• **Work to do**: Write out the listing beneath this instruction in its entirety, exactly as it reads.
○ ○ ○ ○ ○
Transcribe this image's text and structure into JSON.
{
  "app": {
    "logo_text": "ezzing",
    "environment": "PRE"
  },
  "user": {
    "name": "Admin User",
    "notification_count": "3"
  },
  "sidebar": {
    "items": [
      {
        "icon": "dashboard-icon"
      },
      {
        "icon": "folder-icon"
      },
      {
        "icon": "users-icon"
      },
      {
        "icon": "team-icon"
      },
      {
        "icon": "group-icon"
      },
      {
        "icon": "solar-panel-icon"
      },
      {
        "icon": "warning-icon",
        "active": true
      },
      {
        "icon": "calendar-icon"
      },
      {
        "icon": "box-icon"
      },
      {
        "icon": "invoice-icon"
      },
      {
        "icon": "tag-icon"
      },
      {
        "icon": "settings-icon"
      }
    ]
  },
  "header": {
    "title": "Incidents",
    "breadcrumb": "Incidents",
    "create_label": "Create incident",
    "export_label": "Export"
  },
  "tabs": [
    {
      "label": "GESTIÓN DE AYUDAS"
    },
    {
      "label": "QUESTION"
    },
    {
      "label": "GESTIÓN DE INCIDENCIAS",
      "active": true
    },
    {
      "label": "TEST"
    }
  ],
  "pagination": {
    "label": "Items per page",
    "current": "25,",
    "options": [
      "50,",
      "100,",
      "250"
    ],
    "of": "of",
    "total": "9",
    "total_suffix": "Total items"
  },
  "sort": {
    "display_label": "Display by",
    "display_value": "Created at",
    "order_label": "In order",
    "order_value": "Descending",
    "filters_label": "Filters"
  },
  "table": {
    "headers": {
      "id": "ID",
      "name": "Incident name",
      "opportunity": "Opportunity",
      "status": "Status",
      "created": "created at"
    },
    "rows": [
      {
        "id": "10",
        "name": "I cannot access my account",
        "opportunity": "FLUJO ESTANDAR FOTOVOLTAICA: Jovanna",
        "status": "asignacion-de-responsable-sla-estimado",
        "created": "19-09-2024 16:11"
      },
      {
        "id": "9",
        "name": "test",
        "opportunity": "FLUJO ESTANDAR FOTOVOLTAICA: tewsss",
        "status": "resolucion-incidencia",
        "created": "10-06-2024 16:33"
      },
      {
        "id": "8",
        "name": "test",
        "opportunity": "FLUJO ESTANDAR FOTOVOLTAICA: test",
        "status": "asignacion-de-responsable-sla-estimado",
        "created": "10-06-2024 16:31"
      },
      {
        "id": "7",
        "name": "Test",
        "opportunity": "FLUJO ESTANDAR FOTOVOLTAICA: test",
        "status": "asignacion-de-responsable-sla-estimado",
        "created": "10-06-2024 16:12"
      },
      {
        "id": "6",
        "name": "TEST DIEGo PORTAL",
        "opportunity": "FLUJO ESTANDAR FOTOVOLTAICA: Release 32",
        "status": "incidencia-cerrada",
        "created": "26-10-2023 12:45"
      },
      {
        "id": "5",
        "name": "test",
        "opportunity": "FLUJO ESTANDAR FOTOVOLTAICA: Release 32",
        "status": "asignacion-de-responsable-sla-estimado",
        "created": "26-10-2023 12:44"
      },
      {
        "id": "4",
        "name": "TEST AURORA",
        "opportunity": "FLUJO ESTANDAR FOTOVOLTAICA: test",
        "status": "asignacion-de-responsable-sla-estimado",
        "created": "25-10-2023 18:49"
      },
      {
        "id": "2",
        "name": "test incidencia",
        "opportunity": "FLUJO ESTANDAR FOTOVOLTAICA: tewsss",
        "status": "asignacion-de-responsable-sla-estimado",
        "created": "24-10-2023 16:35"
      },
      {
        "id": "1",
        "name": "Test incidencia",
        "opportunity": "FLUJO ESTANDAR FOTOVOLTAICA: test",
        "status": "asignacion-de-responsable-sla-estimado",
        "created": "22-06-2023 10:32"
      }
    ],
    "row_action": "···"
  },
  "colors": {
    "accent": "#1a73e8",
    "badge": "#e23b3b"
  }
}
○ ○ ○ ○ ○
• **Correct result**:
Transcribe this image's text and structure into JSON.
{
  "app": {
    "logo_text": "ezzing",
    "environment": "PRE"
  },
  "user": {
    "name": "Admin User",
    "notification_count": "3"
  },
  "sidebar": {
    "items": [
      {
        "icon": "dashboard-icon"
      },
      {
        "icon": "folder-icon"
      },
      {
        "icon": "users-icon"
      },
      {
        "icon": "team-icon"
      },
      {
        "icon": "group-icon"
      },
      {
        "icon": "solar-panel-icon"
      },
      {
        "icon": "warning-icon",
        "active": true
      },
      {
        "icon": "calendar-icon"
      },
      {
        "icon": "box-icon"
      },
      {
        "icon": "invoice-icon"
      },
      {
        "icon": "tag-icon"
      },
      {
        "icon": "settings-icon"
      }
    ]
  },
  "header": {
    "title": "Incidents",
    "breadcrumb": "Incidents",
    "create_label": "Create incident",
    "export_label": "Export"
  },
  "tabs": [
    {
      "label": "GESTIÓN DE AYUDAS"
    },
    {
      "label": "QUESTION"
    },
    {
      "label": "GESTIÓN DE INCIDENCIAS",
      "active": true
    },
    {
      "label": "TEST"
    }
  ],
  "pagination": {
    "label": "Items per page",
    "current": "25,",
    "options": [
      "50,",
      "100,",
      "250"
    ],
    "of": "of",
    "total": "9",
    "total_suffix": "Total items"
  },
  "sort": {
    "display_label": "Display by",
    "display_value": "Created at",
    "order_label": "In order",
    "order_value": "Descending",
    "filters_label": "Filters"
  },
  "table": {
    "headers": {
      "id": "ID",
      "name": "Incident name",
      "opportunity": "Opportunity",
      "status": "Status",
      "created": "created at"
    },
    "rows": [
      {
        "id": "10",
        "name": "I cannot access my account",
        "opportunity": "FLUJO ESTANDAR FOTOVOLTAICA: Jovanna",
        "status": "asignacion-de-responsable-sla-estimado",
        "created": "19-09-2024 16:11"
      },
      {
        "id": "9",
        "name": "test",
        "opportunity": "FLUJO ESTANDAR FOTOVOLTAICA: tewsss",
        "status": "resolucion-incidencia",
        "created": "10-06-2024 16:33"
      },
      {
        "id": "8",
        "name": "test",
        "opportunity": "FLUJO ESTANDAR FOTOVOLTAICA: test",
        "status": "asignacion-de-responsable-sla-estimado",
        "created": "10-06-2024 16:31"
      },
      {
        "id": "7",
        "name": "Test",
        "opportunity": "FLUJO ESTANDAR FOTOVOLTAICA: test",
        "status": "asignacion-de-responsable-sla-estimado",
        "created": "10-06-2024 16:12"
      },
      {
        "id": "6",
        "name": "TEST DIEGo PORTAL",
        "opportunity": "FLUJO ESTANDAR FOTOVOLTAICA: Release 32",
        "status": "incidencia-cerrada",
        "created": "26-10-2023 12:45"
      },
      {
        "id": "5",
        "name": "test",
        "opportunity": "FLUJO ESTANDAR FOTOVOLTAICA: Release 32",
        "status": "asignacion-de-responsable-sla-estimado",
        "created": "26-10-2023 12:44"
      },
      {
        "id": "4",
        "name": "TEST AURORA",
        "opportunity": "FLUJO ESTANDAR FOTOVOLTAICA: test",
        "status": "asignacion-de-responsable-sla-estimado",
        "created": "25-10-2023 18:49"
      },
      {
        "id": "2",
        "name": "test incidencia",
        "opportunity": "FLUJO ESTANDAR FOTOVOLTAICA: tewsss",
        "status": "asignacion-de-responsable-sla-estimado",
        "created": "24-10-2023 16:35"
      },
      {
        "id": "1",
        "name": "Test incidencia",
        "opportunity": "FLUJO ESTANDAR FOTOVOLTAICA: test",
        "status": "asignacion-de-responsable-sla-estimado",
        "created": "22-06-2023 10:32"
      }
    ],
    "row_action": "···"
  },
  "colors": {
    "accent": "#1a73e8",
    "badge": "#e23b3b"
  }
}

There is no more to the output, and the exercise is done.